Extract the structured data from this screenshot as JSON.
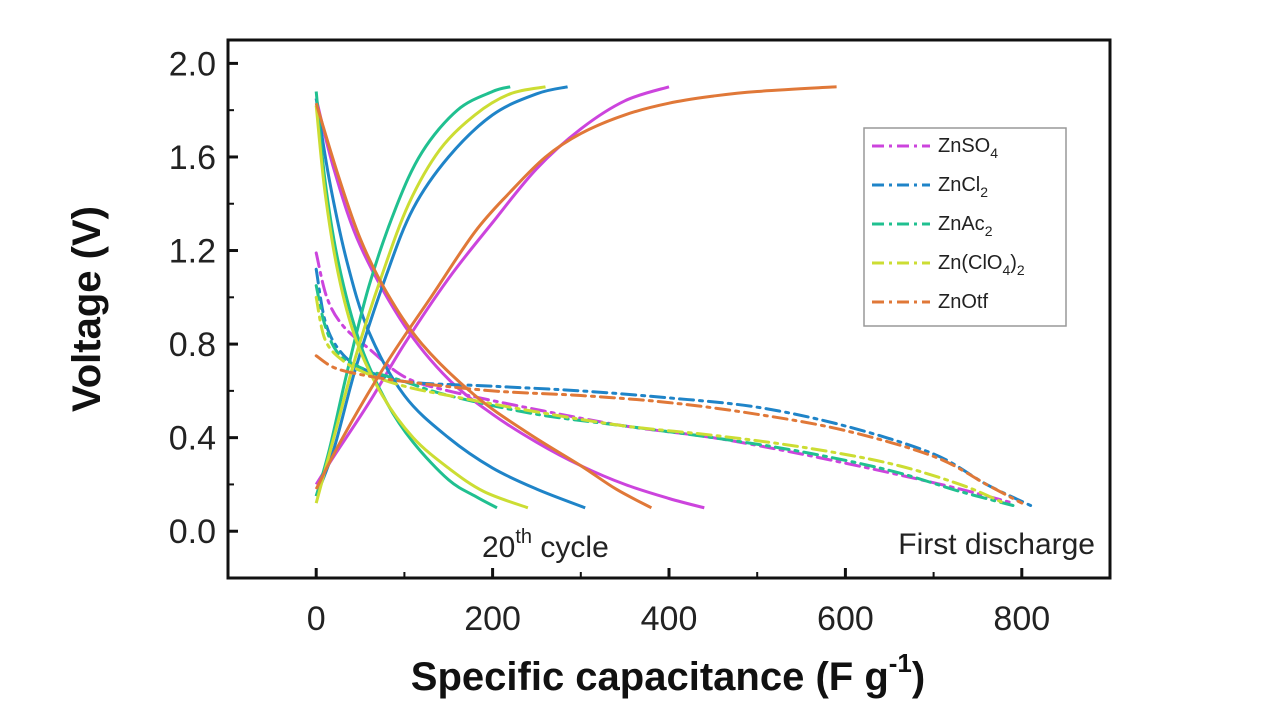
{
  "chart_data": {
    "type": "line",
    "xlabel": "Specific capacitance (F g",
    "xlabel_sup": "-1",
    "xlabel_end": ")",
    "ylabel": "Voltage (V)",
    "xlim": [
      -100,
      900
    ],
    "ylim": [
      -0.2,
      2.1
    ],
    "xticks": [
      0,
      200,
      400,
      600,
      800
    ],
    "yticks": [
      0.0,
      0.4,
      0.8,
      1.2,
      1.6,
      2.0
    ],
    "ytick_labels": [
      "0.0",
      "0.4",
      "0.8",
      "1.2",
      "1.6",
      "2.0"
    ],
    "legend_position": "top-right",
    "grid": false,
    "annotations": {
      "cycle_main": "20",
      "cycle_sup": "th",
      "cycle_end": " cycle",
      "first_discharge": "First discharge"
    },
    "series": [
      {
        "name_main": "ZnSO",
        "name_sub": "4",
        "name_tail": "",
        "color": "#cc44dd",
        "first_discharge": [
          [
            0,
            1.19
          ],
          [
            12,
            1.0
          ],
          [
            30,
            0.88
          ],
          [
            60,
            0.78
          ],
          [
            100,
            0.66
          ],
          [
            150,
            0.6
          ],
          [
            250,
            0.52
          ],
          [
            350,
            0.45
          ],
          [
            450,
            0.4
          ],
          [
            550,
            0.33
          ],
          [
            650,
            0.25
          ],
          [
            730,
            0.18
          ],
          [
            790,
            0.12
          ]
        ],
        "cycle_charge": [
          [
            0,
            0.2
          ],
          [
            20,
            0.32
          ],
          [
            60,
            0.55
          ],
          [
            100,
            0.8
          ],
          [
            150,
            1.08
          ],
          [
            200,
            1.32
          ],
          [
            250,
            1.55
          ],
          [
            300,
            1.72
          ],
          [
            350,
            1.84
          ],
          [
            400,
            1.9
          ]
        ],
        "cycle_discharge": [
          [
            0,
            1.85
          ],
          [
            20,
            1.55
          ],
          [
            50,
            1.22
          ],
          [
            100,
            0.88
          ],
          [
            150,
            0.65
          ],
          [
            200,
            0.5
          ],
          [
            250,
            0.38
          ],
          [
            300,
            0.28
          ],
          [
            350,
            0.2
          ],
          [
            400,
            0.14
          ],
          [
            440,
            0.1
          ]
        ]
      },
      {
        "name_main": "ZnCl",
        "name_sub": "2",
        "name_tail": "",
        "color": "#1f84c8",
        "first_discharge": [
          [
            0,
            1.12
          ],
          [
            10,
            0.9
          ],
          [
            25,
            0.78
          ],
          [
            50,
            0.7
          ],
          [
            100,
            0.64
          ],
          [
            200,
            0.62
          ],
          [
            300,
            0.6
          ],
          [
            400,
            0.57
          ],
          [
            500,
            0.53
          ],
          [
            600,
            0.45
          ],
          [
            700,
            0.33
          ],
          [
            760,
            0.2
          ],
          [
            810,
            0.11
          ]
        ],
        "cycle_charge": [
          [
            0,
            0.15
          ],
          [
            20,
            0.35
          ],
          [
            45,
            0.7
          ],
          [
            80,
            1.1
          ],
          [
            110,
            1.38
          ],
          [
            150,
            1.6
          ],
          [
            200,
            1.78
          ],
          [
            250,
            1.87
          ],
          [
            285,
            1.9
          ]
        ],
        "cycle_discharge": [
          [
            0,
            1.85
          ],
          [
            15,
            1.5
          ],
          [
            35,
            1.15
          ],
          [
            60,
            0.85
          ],
          [
            100,
            0.58
          ],
          [
            150,
            0.4
          ],
          [
            200,
            0.27
          ],
          [
            250,
            0.18
          ],
          [
            305,
            0.1
          ]
        ]
      },
      {
        "name_main": "ZnAc",
        "name_sub": "2",
        "name_tail": "",
        "color": "#20c090",
        "first_discharge": [
          [
            0,
            1.05
          ],
          [
            10,
            0.88
          ],
          [
            25,
            0.76
          ],
          [
            50,
            0.7
          ],
          [
            100,
            0.64
          ],
          [
            150,
            0.58
          ],
          [
            250,
            0.5
          ],
          [
            350,
            0.45
          ],
          [
            450,
            0.4
          ],
          [
            550,
            0.34
          ],
          [
            650,
            0.26
          ],
          [
            730,
            0.17
          ],
          [
            790,
            0.11
          ]
        ],
        "cycle_charge": [
          [
            0,
            0.15
          ],
          [
            15,
            0.35
          ],
          [
            35,
            0.68
          ],
          [
            60,
            1.05
          ],
          [
            90,
            1.38
          ],
          [
            120,
            1.62
          ],
          [
            160,
            1.8
          ],
          [
            200,
            1.88
          ],
          [
            220,
            1.9
          ]
        ],
        "cycle_discharge": [
          [
            0,
            1.88
          ],
          [
            10,
            1.5
          ],
          [
            25,
            1.15
          ],
          [
            50,
            0.8
          ],
          [
            80,
            0.55
          ],
          [
            110,
            0.38
          ],
          [
            150,
            0.22
          ],
          [
            180,
            0.15
          ],
          [
            205,
            0.1
          ]
        ]
      },
      {
        "name_main": "Zn(ClO",
        "name_sub": "4",
        "name_tail": ")2",
        "color": "#ccdd33",
        "first_discharge": [
          [
            0,
            1.0
          ],
          [
            10,
            0.82
          ],
          [
            30,
            0.73
          ],
          [
            60,
            0.67
          ],
          [
            100,
            0.62
          ],
          [
            150,
            0.58
          ],
          [
            250,
            0.51
          ],
          [
            350,
            0.45
          ],
          [
            450,
            0.41
          ],
          [
            550,
            0.36
          ],
          [
            650,
            0.29
          ],
          [
            730,
            0.2
          ],
          [
            780,
            0.12
          ]
        ],
        "cycle_charge": [
          [
            0,
            0.12
          ],
          [
            20,
            0.4
          ],
          [
            45,
            0.75
          ],
          [
            75,
            1.1
          ],
          [
            105,
            1.4
          ],
          [
            140,
            1.63
          ],
          [
            180,
            1.78
          ],
          [
            220,
            1.87
          ],
          [
            260,
            1.9
          ]
        ],
        "cycle_discharge": [
          [
            0,
            1.82
          ],
          [
            10,
            1.45
          ],
          [
            25,
            1.1
          ],
          [
            45,
            0.82
          ],
          [
            75,
            0.58
          ],
          [
            110,
            0.4
          ],
          [
            150,
            0.27
          ],
          [
            190,
            0.17
          ],
          [
            240,
            0.1
          ]
        ]
      },
      {
        "name_main": "ZnOtf",
        "name_sub": "",
        "name_tail": "",
        "color": "#e07838",
        "first_discharge": [
          [
            0,
            0.75
          ],
          [
            20,
            0.7
          ],
          [
            50,
            0.67
          ],
          [
            100,
            0.64
          ],
          [
            200,
            0.6
          ],
          [
            300,
            0.58
          ],
          [
            400,
            0.55
          ],
          [
            500,
            0.5
          ],
          [
            600,
            0.43
          ],
          [
            700,
            0.32
          ],
          [
            760,
            0.2
          ],
          [
            800,
            0.12
          ]
        ],
        "cycle_charge": [
          [
            0,
            0.18
          ],
          [
            30,
            0.4
          ],
          [
            80,
            0.72
          ],
          [
            130,
            1.0
          ],
          [
            180,
            1.28
          ],
          [
            220,
            1.45
          ],
          [
            260,
            1.6
          ],
          [
            300,
            1.7
          ],
          [
            350,
            1.78
          ],
          [
            400,
            1.83
          ],
          [
            450,
            1.86
          ],
          [
            500,
            1.88
          ],
          [
            590,
            1.9
          ]
        ],
        "cycle_discharge": [
          [
            0,
            1.83
          ],
          [
            25,
            1.52
          ],
          [
            50,
            1.25
          ],
          [
            80,
            1.02
          ],
          [
            120,
            0.8
          ],
          [
            180,
            0.58
          ],
          [
            240,
            0.42
          ],
          [
            300,
            0.28
          ],
          [
            340,
            0.18
          ],
          [
            380,
            0.1
          ]
        ]
      }
    ]
  }
}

--------------------

#### EXERCISE DIRECTIONS
Give every line back word for word and leave the pictures out.

#### FULL OUTPUT
Extract the structured data from this screenshot as JSON.
{
  "chart_data": {
    "type": "line",
    "xlabel": "Specific capacitance (F g",
    "xlabel_sup": "-1",
    "xlabel_end": ")",
    "ylabel": "Voltage (V)",
    "xlim": [
      -100,
      900
    ],
    "ylim": [
      -0.2,
      2.1
    ],
    "xticks": [
      0,
      200,
      400,
      600,
      800
    ],
    "yticks": [
      0.0,
      0.4,
      0.8,
      1.2,
      1.6,
      2.0
    ],
    "ytick_labels": [
      "0.0",
      "0.4",
      "0.8",
      "1.2",
      "1.6",
      "2.0"
    ],
    "legend_position": "top-right",
    "grid": false,
    "annotations": {
      "cycle_main": "20",
      "cycle_sup": "th",
      "cycle_end": " cycle",
      "first_discharge": "First discharge"
    },
    "series": [
      {
        "name_main": "ZnSO",
        "name_sub": "4",
        "name_tail": "",
        "color": "#cc44dd",
        "first_discharge": [
          [
            0,
            1.19
          ],
          [
            12,
            1.0
          ],
          [
            30,
            0.88
          ],
          [
            60,
            0.78
          ],
          [
            100,
            0.66
          ],
          [
            150,
            0.6
          ],
          [
            250,
            0.52
          ],
          [
            350,
            0.45
          ],
          [
            450,
            0.4
          ],
          [
            550,
            0.33
          ],
          [
            650,
            0.25
          ],
          [
            730,
            0.18
          ],
          [
            790,
            0.12
          ]
        ],
        "cycle_charge": [
          [
            0,
            0.2
          ],
          [
            20,
            0.32
          ],
          [
            60,
            0.55
          ],
          [
            100,
            0.8
          ],
          [
            150,
            1.08
          ],
          [
            200,
            1.32
          ],
          [
            250,
            1.55
          ],
          [
            300,
            1.72
          ],
          [
            350,
            1.84
          ],
          [
            400,
            1.9
          ]
        ],
        "cycle_discharge": [
          [
            0,
            1.85
          ],
          [
            20,
            1.55
          ],
          [
            50,
            1.22
          ],
          [
            100,
            0.88
          ],
          [
            150,
            0.65
          ],
          [
            200,
            0.5
          ],
          [
            250,
            0.38
          ],
          [
            300,
            0.28
          ],
          [
            350,
            0.2
          ],
          [
            400,
            0.14
          ],
          [
            440,
            0.1
          ]
        ]
      },
      {
        "name_main": "ZnCl",
        "name_sub": "2",
        "name_tail": "",
        "color": "#1f84c8",
        "first_discharge": [
          [
            0,
            1.12
          ],
          [
            10,
            0.9
          ],
          [
            25,
            0.78
          ],
          [
            50,
            0.7
          ],
          [
            100,
            0.64
          ],
          [
            200,
            0.62
          ],
          [
            300,
            0.6
          ],
          [
            400,
            0.57
          ],
          [
            500,
            0.53
          ],
          [
            600,
            0.45
          ],
          [
            700,
            0.33
          ],
          [
            760,
            0.2
          ],
          [
            810,
            0.11
          ]
        ],
        "cycle_charge": [
          [
            0,
            0.15
          ],
          [
            20,
            0.35
          ],
          [
            45,
            0.7
          ],
          [
            80,
            1.1
          ],
          [
            110,
            1.38
          ],
          [
            150,
            1.6
          ],
          [
            200,
            1.78
          ],
          [
            250,
            1.87
          ],
          [
            285,
            1.9
          ]
        ],
        "cycle_discharge": [
          [
            0,
            1.85
          ],
          [
            15,
            1.5
          ],
          [
            35,
            1.15
          ],
          [
            60,
            0.85
          ],
          [
            100,
            0.58
          ],
          [
            150,
            0.4
          ],
          [
            200,
            0.27
          ],
          [
            250,
            0.18
          ],
          [
            305,
            0.1
          ]
        ]
      },
      {
        "name_main": "ZnAc",
        "name_sub": "2",
        "name_tail": "",
        "color": "#20c090",
        "first_discharge": [
          [
            0,
            1.05
          ],
          [
            10,
            0.88
          ],
          [
            25,
            0.76
          ],
          [
            50,
            0.7
          ],
          [
            100,
            0.64
          ],
          [
            150,
            0.58
          ],
          [
            250,
            0.5
          ],
          [
            350,
            0.45
          ],
          [
            450,
            0.4
          ],
          [
            550,
            0.34
          ],
          [
            650,
            0.26
          ],
          [
            730,
            0.17
          ],
          [
            790,
            0.11
          ]
        ],
        "cycle_charge": [
          [
            0,
            0.15
          ],
          [
            15,
            0.35
          ],
          [
            35,
            0.68
          ],
          [
            60,
            1.05
          ],
          [
            90,
            1.38
          ],
          [
            120,
            1.62
          ],
          [
            160,
            1.8
          ],
          [
            200,
            1.88
          ],
          [
            220,
            1.9
          ]
        ],
        "cycle_discharge": [
          [
            0,
            1.88
          ],
          [
            10,
            1.5
          ],
          [
            25,
            1.15
          ],
          [
            50,
            0.8
          ],
          [
            80,
            0.55
          ],
          [
            110,
            0.38
          ],
          [
            150,
            0.22
          ],
          [
            180,
            0.15
          ],
          [
            205,
            0.1
          ]
        ]
      },
      {
        "name_main": "Zn(ClO",
        "name_sub": "4",
        "name_tail": ")2",
        "color": "#ccdd33",
        "first_discharge": [
          [
            0,
            1.0
          ],
          [
            10,
            0.82
          ],
          [
            30,
            0.73
          ],
          [
            60,
            0.67
          ],
          [
            100,
            0.62
          ],
          [
            150,
            0.58
          ],
          [
            250,
            0.51
          ],
          [
            350,
            0.45
          ],
          [
            450,
            0.41
          ],
          [
            550,
            0.36
          ],
          [
            650,
            0.29
          ],
          [
            730,
            0.2
          ],
          [
            780,
            0.12
          ]
        ],
        "cycle_charge": [
          [
            0,
            0.12
          ],
          [
            20,
            0.4
          ],
          [
            45,
            0.75
          ],
          [
            75,
            1.1
          ],
          [
            105,
            1.4
          ],
          [
            140,
            1.63
          ],
          [
            180,
            1.78
          ],
          [
            220,
            1.87
          ],
          [
            260,
            1.9
          ]
        ],
        "cycle_discharge": [
          [
            0,
            1.82
          ],
          [
            10,
            1.45
          ],
          [
            25,
            1.1
          ],
          [
            45,
            0.82
          ],
          [
            75,
            0.58
          ],
          [
            110,
            0.4
          ],
          [
            150,
            0.27
          ],
          [
            190,
            0.17
          ],
          [
            240,
            0.1
          ]
        ]
      },
      {
        "name_main": "ZnOtf",
        "name_sub": "",
        "name_tail": "",
        "color": "#e07838",
        "first_discharge": [
          [
            0,
            0.75
          ],
          [
            20,
            0.7
          ],
          [
            50,
            0.67
          ],
          [
            100,
            0.64
          ],
          [
            200,
            0.6
          ],
          [
            300,
            0.58
          ],
          [
            400,
            0.55
          ],
          [
            500,
            0.5
          ],
          [
            600,
            0.43
          ],
          [
            700,
            0.32
          ],
          [
            760,
            0.2
          ],
          [
            800,
            0.12
          ]
        ],
        "cycle_charge": [
          [
            0,
            0.18
          ],
          [
            30,
            0.4
          ],
          [
            80,
            0.72
          ],
          [
            130,
            1.0
          ],
          [
            180,
            1.28
          ],
          [
            220,
            1.45
          ],
          [
            260,
            1.6
          ],
          [
            300,
            1.7
          ],
          [
            350,
            1.78
          ],
          [
            400,
            1.83
          ],
          [
            450,
            1.86
          ],
          [
            500,
            1.88
          ],
          [
            590,
            1.9
          ]
        ],
        "cycle_discharge": [
          [
            0,
            1.83
          ],
          [
            25,
            1.52
          ],
          [
            50,
            1.25
          ],
          [
            80,
            1.02
          ],
          [
            120,
            0.8
          ],
          [
            180,
            0.58
          ],
          [
            240,
            0.42
          ],
          [
            300,
            0.28
          ],
          [
            340,
            0.18
          ],
          [
            380,
            0.1
          ]
        ]
      }
    ]
  }
}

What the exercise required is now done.